#### [Instruction]
Copy out the lines that have "Difference" in them.

#### [Figure record listings]
* * * * *

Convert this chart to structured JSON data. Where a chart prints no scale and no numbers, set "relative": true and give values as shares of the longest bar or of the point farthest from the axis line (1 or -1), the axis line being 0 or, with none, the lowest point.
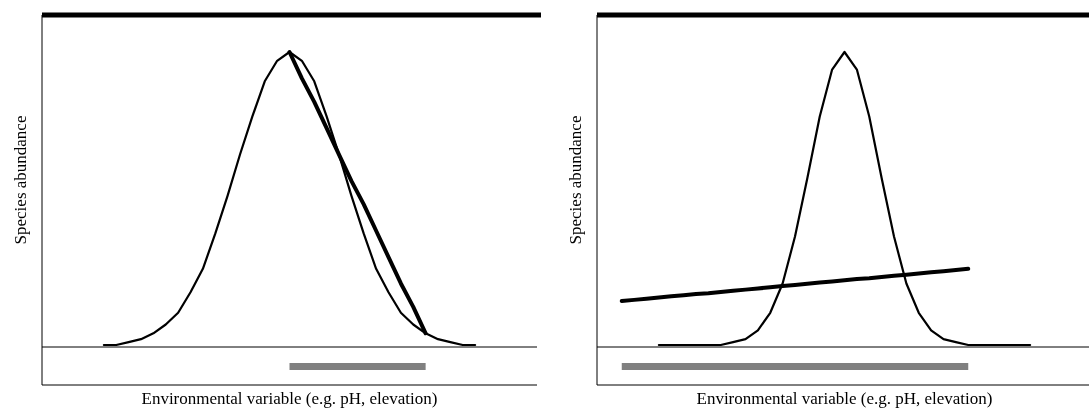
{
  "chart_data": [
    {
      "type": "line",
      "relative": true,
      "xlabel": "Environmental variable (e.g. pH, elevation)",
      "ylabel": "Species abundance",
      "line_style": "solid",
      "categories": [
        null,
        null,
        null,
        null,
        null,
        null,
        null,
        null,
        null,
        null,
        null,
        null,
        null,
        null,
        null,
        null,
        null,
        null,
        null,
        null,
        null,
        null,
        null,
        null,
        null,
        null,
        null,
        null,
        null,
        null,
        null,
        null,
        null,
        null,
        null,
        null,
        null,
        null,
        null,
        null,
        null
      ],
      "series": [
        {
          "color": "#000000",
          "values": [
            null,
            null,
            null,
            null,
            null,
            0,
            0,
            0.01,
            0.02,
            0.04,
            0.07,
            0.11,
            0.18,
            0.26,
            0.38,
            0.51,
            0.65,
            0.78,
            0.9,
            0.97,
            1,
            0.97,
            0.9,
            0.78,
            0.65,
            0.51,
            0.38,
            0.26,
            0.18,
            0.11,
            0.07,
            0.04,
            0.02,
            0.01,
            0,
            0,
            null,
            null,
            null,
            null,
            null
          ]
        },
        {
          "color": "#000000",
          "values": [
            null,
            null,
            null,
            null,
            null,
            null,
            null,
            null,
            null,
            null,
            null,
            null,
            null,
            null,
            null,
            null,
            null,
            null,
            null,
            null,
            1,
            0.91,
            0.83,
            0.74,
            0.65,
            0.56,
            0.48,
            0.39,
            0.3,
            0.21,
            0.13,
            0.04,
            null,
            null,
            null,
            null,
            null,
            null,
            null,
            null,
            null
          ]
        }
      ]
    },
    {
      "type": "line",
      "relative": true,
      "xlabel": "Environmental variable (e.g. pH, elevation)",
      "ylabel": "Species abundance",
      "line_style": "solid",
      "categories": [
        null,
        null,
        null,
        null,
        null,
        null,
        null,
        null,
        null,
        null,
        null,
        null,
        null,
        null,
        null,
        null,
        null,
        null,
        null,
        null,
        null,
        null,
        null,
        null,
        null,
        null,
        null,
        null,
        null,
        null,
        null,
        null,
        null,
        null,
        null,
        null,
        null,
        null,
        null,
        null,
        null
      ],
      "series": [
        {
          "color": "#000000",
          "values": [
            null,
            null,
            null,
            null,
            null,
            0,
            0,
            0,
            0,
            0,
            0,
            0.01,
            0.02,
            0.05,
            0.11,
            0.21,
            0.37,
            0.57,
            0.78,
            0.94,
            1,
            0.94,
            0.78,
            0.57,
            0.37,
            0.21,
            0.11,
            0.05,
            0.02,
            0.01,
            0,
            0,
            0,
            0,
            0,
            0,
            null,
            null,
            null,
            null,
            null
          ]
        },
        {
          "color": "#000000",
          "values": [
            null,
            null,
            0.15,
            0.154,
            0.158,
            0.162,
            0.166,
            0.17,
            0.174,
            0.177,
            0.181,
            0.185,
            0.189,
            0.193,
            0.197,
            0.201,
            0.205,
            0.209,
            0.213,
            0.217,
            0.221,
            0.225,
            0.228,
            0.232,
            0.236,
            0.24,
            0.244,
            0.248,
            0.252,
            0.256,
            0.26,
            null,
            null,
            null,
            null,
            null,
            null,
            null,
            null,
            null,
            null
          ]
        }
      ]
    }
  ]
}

* * * * *

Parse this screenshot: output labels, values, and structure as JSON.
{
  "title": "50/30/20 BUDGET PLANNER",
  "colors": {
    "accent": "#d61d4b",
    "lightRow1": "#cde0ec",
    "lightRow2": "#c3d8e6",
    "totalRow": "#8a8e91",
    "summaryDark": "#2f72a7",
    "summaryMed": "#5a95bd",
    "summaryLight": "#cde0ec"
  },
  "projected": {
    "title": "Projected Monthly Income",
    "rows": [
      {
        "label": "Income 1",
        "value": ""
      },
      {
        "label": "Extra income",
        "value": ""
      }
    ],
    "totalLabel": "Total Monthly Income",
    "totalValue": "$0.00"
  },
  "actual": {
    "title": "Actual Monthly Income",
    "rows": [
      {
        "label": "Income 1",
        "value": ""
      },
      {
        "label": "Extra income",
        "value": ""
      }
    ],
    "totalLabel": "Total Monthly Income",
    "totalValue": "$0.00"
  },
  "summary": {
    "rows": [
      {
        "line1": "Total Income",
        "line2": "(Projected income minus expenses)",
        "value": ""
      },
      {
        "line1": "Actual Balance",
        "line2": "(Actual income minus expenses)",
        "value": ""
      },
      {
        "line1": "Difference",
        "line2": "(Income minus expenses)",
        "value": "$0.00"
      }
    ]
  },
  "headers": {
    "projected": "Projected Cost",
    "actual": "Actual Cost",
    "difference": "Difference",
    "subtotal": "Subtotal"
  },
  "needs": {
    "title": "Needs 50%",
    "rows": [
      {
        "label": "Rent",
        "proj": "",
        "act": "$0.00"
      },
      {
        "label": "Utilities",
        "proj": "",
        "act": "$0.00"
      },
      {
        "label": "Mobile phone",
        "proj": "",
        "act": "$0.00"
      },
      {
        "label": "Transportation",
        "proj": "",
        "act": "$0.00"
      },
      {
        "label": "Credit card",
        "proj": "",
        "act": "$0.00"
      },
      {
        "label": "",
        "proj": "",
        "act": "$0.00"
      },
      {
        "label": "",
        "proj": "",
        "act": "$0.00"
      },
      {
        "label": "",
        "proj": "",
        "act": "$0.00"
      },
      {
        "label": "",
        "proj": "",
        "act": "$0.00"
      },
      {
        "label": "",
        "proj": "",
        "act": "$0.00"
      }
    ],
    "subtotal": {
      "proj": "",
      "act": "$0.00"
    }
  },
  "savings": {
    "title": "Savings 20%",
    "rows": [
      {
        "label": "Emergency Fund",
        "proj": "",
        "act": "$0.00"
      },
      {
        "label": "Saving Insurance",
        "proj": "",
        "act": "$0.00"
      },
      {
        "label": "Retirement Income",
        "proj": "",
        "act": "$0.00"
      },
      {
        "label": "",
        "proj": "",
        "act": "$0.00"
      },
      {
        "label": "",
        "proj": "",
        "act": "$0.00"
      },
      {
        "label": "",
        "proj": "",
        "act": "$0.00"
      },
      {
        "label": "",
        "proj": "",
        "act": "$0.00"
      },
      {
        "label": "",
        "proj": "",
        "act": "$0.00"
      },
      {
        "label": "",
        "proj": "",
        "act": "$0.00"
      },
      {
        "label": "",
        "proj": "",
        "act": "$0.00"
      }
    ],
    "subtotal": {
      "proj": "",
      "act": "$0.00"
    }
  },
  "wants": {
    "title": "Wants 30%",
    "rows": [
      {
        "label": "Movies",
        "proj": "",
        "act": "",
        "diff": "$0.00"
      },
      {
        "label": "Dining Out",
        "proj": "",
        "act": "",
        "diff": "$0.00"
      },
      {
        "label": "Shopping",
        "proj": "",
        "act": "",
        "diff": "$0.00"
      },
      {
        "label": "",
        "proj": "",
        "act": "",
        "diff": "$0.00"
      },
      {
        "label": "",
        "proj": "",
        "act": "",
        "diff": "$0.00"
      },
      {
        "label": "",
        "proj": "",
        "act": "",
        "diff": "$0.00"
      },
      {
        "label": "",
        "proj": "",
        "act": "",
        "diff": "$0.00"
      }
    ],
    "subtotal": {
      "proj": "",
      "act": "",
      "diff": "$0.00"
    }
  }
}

* * * * *

#### [Correct response]
        "line1": "Difference",
    "difference": "Difference",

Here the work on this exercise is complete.